◆ Short task
Would you extract the whole listing below and retype it exactly?

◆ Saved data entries
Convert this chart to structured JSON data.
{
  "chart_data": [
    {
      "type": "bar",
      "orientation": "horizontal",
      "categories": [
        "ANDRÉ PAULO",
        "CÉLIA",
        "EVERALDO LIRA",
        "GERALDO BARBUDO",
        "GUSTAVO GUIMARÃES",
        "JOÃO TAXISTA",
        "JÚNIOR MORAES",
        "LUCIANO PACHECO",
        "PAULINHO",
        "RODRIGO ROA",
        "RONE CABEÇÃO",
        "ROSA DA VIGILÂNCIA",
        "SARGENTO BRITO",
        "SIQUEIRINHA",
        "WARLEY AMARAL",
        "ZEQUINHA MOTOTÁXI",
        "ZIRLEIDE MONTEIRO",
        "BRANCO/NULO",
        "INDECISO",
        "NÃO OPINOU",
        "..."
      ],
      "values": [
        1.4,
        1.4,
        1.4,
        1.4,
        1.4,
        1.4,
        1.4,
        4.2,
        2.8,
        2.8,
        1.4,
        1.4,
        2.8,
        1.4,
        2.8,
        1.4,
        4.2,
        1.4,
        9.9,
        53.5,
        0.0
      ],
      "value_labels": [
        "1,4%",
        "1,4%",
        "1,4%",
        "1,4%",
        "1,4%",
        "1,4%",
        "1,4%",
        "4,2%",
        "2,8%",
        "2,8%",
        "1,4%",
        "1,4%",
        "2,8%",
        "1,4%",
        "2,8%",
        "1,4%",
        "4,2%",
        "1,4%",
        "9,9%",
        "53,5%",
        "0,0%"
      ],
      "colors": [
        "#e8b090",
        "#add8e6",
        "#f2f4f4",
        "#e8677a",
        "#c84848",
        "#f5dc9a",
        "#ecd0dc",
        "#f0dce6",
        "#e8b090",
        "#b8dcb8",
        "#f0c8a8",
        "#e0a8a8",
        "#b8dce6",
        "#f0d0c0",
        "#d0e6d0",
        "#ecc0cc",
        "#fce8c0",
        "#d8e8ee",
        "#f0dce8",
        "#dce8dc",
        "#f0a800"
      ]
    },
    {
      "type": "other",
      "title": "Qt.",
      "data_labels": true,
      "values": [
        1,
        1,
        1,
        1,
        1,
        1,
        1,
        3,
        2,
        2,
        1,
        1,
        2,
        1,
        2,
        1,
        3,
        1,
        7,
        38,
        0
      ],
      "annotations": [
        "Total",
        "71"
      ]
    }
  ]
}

◆ Response below
Convert this chart to structured JSON data.
{
  "chart_data": [
    {
      "type": "bar",
      "orientation": "horizontal",
      "categories": [
        "ANDRÉ PAULO",
        "CÉLIA",
        "EVERALDO LIRA",
        "GERALDO BARBUDO",
        "GUSTAVO GUIMARÃES",
        "JOÃO TAXISTA",
        "JÚNIOR MORAES",
        "LUCIANO PACHECO",
        "PAULINHO",
        "RODRIGO ROA",
        "RONE CABEÇÃO",
        "ROSA DA VIGILÂNCIA",
        "SARGENTO BRITO",
        "SIQUEIRINHA",
        "WARLEY AMARAL",
        "ZEQUINHA MOTOTÁXI",
        "ZIRLEIDE MONTEIRO",
        "BRANCO/NULO",
        "INDECISO",
        "NÃO OPINOU",
        "..."
      ],
      "values": [
        1.4,
        1.4,
        1.4,
        1.4,
        1.4,
        1.4,
        1.4,
        4.2,
        2.8,
        2.8,
        1.4,
        1.4,
        2.8,
        1.4,
        2.8,
        1.4,
        4.2,
        1.4,
        9.9,
        53.5,
        0.0
      ],
      "value_labels": [
        "1,4%",
        "1,4%",
        "1,4%",
        "1,4%",
        "1,4%",
        "1,4%",
        "1,4%",
        "4,2%",
        "2,8%",
        "2,8%",
        "1,4%",
        "1,4%",
        "2,8%",
        "1,4%",
        "2,8%",
        "1,4%",
        "4,2%",
        "1,4%",
        "9,9%",
        "53,5%",
        "0,0%"
      ],
      "colors": [
        "#e8b090",
        "#add8e6",
        "#f2f4f4",
        "#e8677a",
        "#c84848",
        "#f5dc9a",
        "#ecd0dc",
        "#f0dce6",
        "#e8b090",
        "#b8dcb8",
        "#f0c8a8",
        "#e0a8a8",
        "#b8dce6",
        "#f0d0c0",
        "#d0e6d0",
        "#ecc0cc",
        "#fce8c0",
        "#d8e8ee",
        "#f0dce8",
        "#dce8dc",
        "#f0a800"
      ]
    },
    {
      "type": "other",
      "title": "Qt.",
      "data_labels": true,
      "values": [
        1,
        1,
        1,
        1,
        1,
        1,
        1,
        3,
        2,
        2,
        1,
        1,
        2,
        1,
        2,
        1,
        3,
        1,
        7,
        38,
        0
      ],
      "annotations": [
        "Total",
        "71"
      ]
    }
  ]
}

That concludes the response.